▸ **What is needed**: Omit the images. Copy each entry word for word.

▸ **Data**:
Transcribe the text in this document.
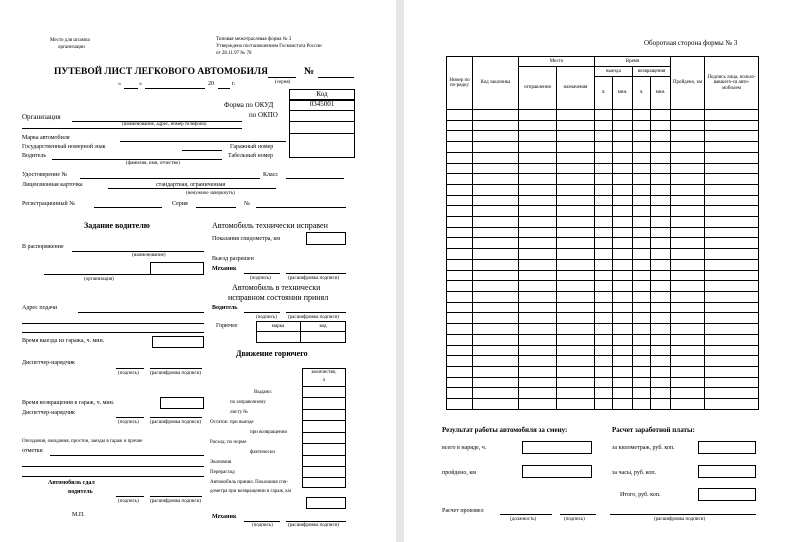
Место для штампа
организации
Типовая межотраслевая форма № 3
Утверждена постановлением Госкомстата России
от 28.11.97 № 78
ПУТЕВОЙ ЛИСТ ЛЕГКОВОГО АВТОМОБИЛЯ	№
(серия)
«	»	20	г.
Код
0345001
Форма по ОКУД
по ОКПО
Организация
(наименование, адрес, номер телефона)
Марка автомобиля
Государственный номерной знак	Гаражный номер
Водитель	Табельный номер
(фамилия, имя, отчество)
Удостоверение №	Класс
Лицензионная карточка	стандартная, ограниченная
(ненужное зачеркнуть)
Регистрационный №	Серия	№
Задание водителю
В распоряжение
(наименование)
(организация)
Адрес подачи
Время выезда из гаража, ч. мин.
Диспетчер-нарядчик
(подпись) (расшифровка подписи)
Время возвращения в гараж, ч. мин.
Диспетчер-нарядчик
(подпись) (расшифровка подписи)
Опоздания, ожидания, простои, заезды в гараж и прочие
отметки
Автомобиль сдал
водитель
(подпись) (расшифровка подписи)
М.П.
Автомобиль технически исправен
Показания спидометра, км
Выезд разрешен
Механик
(подпись)	(расшифровка подписи)
Автомобиль в технически
исправном состоянии принял
Водитель
(подпись) (расшифровка подписи)
Горючее	марка	код
Движение горючего
количество,
л
Выдано:
по заправочному
листу №
Остаток: при выезде
при возвращении
Расход: по норме
фактически
Экономия
Перерасход
Автомобиль принял. Показания спи-
дометра при возвращении в гараж, км
Механик
(подпись)	(расшифровка подписи)
Оборотная сторона формы № 3
Номер по по-рядку	Код заказчика	Место		Время				Пройдено, км	Подпись лица, пользо-вавшего-ся авто-мобилем
		отправления	назначения	выезда		возвращения			
				ч.	мин.	ч.	мин.		

Результат работы автомобиля за смену:
всего в наряде, ч.
пройдено, км
Расчет заработной платы:
за километраж, руб. коп.
за часы, руб. коп.
Итого, руб. коп.
Расчет произвел
(должность)	(подпись)	(расшифровка подписи)
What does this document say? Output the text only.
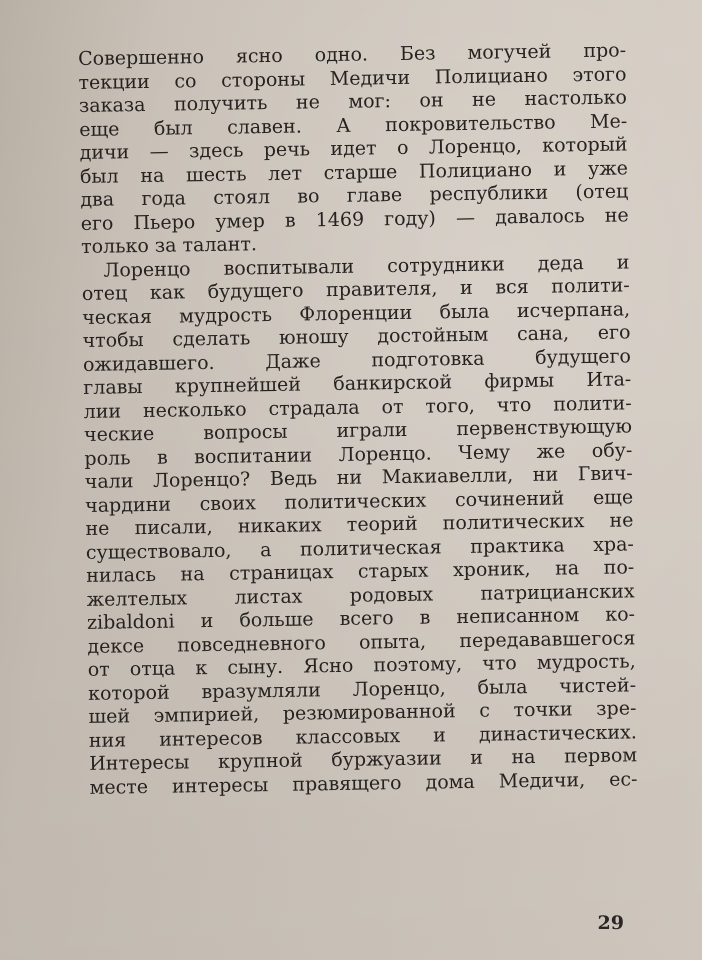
Совершенно ясно одно. Без могучей про-
текции со стороны Медичи Полициано этого
заказа получить не мог: он не настолько
еще был славен. А покровительство Ме-
дичи — здесь речь идет о Лоренцо, который
был на шесть лет старше Полициано и уже
два года стоял во главе республики (отец
его Пьеро умер в 1469 году) — давалось не
только за талант.
Лоренцо воспитывали сотрудники деда и
отец как будущего правителя, и вся полити-
ческая мудрость Флоренции была исчерпана,
чтобы сделать юношу достойным сана, его
ожидавшего.	Даже	подготовка	будущего
главы крупнейшей банкирской фирмы Ита-
лии несколько страдала от того, что полити-
ческие	вопросы	играли	первенствующую
роль в воспитании Лоренцо. Чему же обу-
чали Лоренцо? Ведь ни Макиавелли, ни Гвич-
чардини своих политических сочинений еще
не писали, никаких теорий политических не
существовало, а политическая практика хра-
нилась на страницах старых хроник, на по-
желтелых листах родовых патрицианских
zibaldoni и больше всего в неписанном ко-
дексе повседневного опыта, передававшегося
от отца к сыну. Ясно поэтому, что мудрость,
которой вразумляли Лоренцо, была чистей-
шей эмпирией, резюмированной с точки зре-
ния интересов классовых и династических.
Интересы крупной буржуазии и на первом
месте интересы правящего дома Медичи, ес-
29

▸ **Full solution**:
Transcribe the text in this document.
Место для штампа
организации
Типовая межотраслевая форма № 3
Утверждена постановлением Госкомстата России
от 28.11.97 № 78
ПУТЕВОЙ ЛИСТ ЛЕГКОВОГО АВТОМОБИЛЯ	№
(серия)
«	»	20	г.
Код
0345001
Форма по ОКУД
по ОКПО
Организация
(наименование, адрес, номер телефона)
Марка автомобиля
Государственный номерной знак	Гаражный номер
Водитель	Табельный номер
(фамилия, имя, отчество)
Удостоверение №	Класс
Лицензионная карточка	стандартная, ограниченная
(ненужное зачеркнуть)
Регистрационный №	Серия	№
Задание водителю
В распоряжение
(наименование)
(организация)
Адрес подачи
Время выезда из гаража, ч. мин.
Диспетчер-нарядчик
(подпись) (расшифровка подписи)
Время возвращения в гараж, ч. мин.
Диспетчер-нарядчик
(подпись) (расшифровка подписи)
Опоздания, ожидания, простои, заезды в гараж и прочие
отметки
Автомобиль сдал
водитель
(подпись) (расшифровка подписи)
М.П.
Автомобиль технически исправен
Показания спидометра, км
Выезд разрешен
Механик
(подпись)	(расшифровка подписи)
Автомобиль в технически
исправном состоянии принял
Водитель
(подпись) (расшифровка подписи)
Горючее	марка	код
Движение горючего
количество,
л
Выдано:
по заправочному
листу №
Остаток: при выезде
при возвращении
Расход: по норме
фактически
Экономия
Перерасход
Автомобиль принял. Показания спи-
дометра при возвращении в гараж, км
Механик
(подпись)	(расшифровка подписи)
Оборотная сторона формы № 3
Номер по по-рядку	Код заказчика	Место		Время				Пройдено, км	Подпись лица, пользо-вавшего-ся авто-мобилем
		отправления	назначения	выезда		возвращения			
				ч.	мин.	ч.	мин.		

Результат работы автомобиля за смену:
всего в наряде, ч.
пройдено, км
Расчет заработной платы:
за километраж, руб. коп.
за часы, руб. коп.
Итого, руб. коп.
Расчет произвел
(должность)	(подпись)	(расшифровка подписи)
What does this document say? Output the text only.
Совершенно ясно одно. Без могучей про-
текции со стороны Медичи Полициано этого
заказа получить не мог: он не настолько
еще был славен. А покровительство Ме-
дичи — здесь речь идет о Лоренцо, который
был на шесть лет старше Полициано и уже
два года стоял во главе республики (отец
его Пьеро умер в 1469 году) — давалось не
только за талант.
Лоренцо воспитывали сотрудники деда и
отец как будущего правителя, и вся полити-
ческая мудрость Флоренции была исчерпана,
чтобы сделать юношу достойным сана, его
ожидавшего.	Даже	подготовка	будущего
главы крупнейшей банкирской фирмы Ита-
лии несколько страдала от того, что полити-
ческие	вопросы	играли	первенствующую
роль в воспитании Лоренцо. Чему же обу-
чали Лоренцо? Ведь ни Макиавелли, ни Гвич-
чардини своих политических сочинений еще
не писали, никаких теорий политических не
существовало, а политическая практика хра-
нилась на страницах старых хроник, на по-
желтелых листах родовых патрицианских
zibaldoni и больше всего в неписанном ко-
дексе повседневного опыта, передававшегося
от отца к сыну. Ясно поэтому, что мудрость,
которой вразумляли Лоренцо, была чистей-
шей эмпирией, резюмированной с точки зре-
ния интересов классовых и династических.
Интересы крупной буржуазии и на первом
месте интересы правящего дома Медичи, ес-
29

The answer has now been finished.